Written task:
Each line that holds the word "text" should be returned.

Material provided:
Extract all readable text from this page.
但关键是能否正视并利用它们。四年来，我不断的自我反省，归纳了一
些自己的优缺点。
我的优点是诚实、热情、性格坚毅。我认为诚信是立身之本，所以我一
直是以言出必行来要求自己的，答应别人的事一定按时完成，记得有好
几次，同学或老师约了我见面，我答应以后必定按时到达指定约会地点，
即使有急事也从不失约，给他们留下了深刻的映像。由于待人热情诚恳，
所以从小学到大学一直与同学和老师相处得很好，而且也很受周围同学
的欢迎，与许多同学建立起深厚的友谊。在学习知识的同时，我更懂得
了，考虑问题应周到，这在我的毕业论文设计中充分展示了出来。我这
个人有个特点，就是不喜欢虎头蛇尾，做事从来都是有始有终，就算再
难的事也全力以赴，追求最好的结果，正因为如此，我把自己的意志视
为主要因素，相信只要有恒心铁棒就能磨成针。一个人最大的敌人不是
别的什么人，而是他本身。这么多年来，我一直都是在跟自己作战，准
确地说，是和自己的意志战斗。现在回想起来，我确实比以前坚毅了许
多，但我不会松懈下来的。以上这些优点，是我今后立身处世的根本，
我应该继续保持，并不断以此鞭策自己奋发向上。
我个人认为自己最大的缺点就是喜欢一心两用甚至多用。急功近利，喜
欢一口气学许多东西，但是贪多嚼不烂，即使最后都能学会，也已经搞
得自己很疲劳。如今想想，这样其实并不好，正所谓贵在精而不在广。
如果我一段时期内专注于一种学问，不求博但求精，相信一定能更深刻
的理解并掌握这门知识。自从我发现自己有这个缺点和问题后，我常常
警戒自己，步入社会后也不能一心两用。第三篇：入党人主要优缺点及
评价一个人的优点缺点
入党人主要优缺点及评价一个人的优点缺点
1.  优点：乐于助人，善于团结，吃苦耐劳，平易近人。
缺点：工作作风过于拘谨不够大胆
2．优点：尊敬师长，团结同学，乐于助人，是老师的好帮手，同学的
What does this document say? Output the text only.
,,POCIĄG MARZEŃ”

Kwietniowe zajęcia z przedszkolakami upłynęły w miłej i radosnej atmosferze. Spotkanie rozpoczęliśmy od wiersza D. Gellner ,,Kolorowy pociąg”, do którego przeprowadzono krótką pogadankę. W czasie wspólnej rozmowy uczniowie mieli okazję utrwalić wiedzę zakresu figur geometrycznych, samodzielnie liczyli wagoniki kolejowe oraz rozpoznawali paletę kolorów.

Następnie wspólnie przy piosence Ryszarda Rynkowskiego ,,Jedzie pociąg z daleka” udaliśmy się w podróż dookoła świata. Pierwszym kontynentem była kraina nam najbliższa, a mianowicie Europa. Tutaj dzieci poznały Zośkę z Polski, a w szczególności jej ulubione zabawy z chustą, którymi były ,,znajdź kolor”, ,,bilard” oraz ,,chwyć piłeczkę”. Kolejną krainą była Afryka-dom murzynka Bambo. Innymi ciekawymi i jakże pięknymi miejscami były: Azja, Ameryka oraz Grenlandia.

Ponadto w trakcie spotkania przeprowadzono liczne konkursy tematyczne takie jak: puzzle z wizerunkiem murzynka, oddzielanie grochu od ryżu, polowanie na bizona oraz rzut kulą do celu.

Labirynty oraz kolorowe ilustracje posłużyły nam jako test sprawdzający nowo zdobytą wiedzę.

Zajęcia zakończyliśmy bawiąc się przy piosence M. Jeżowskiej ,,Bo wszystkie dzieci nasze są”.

Written answer:
Extract all readable text from this page.
What does this document say? Output the text only.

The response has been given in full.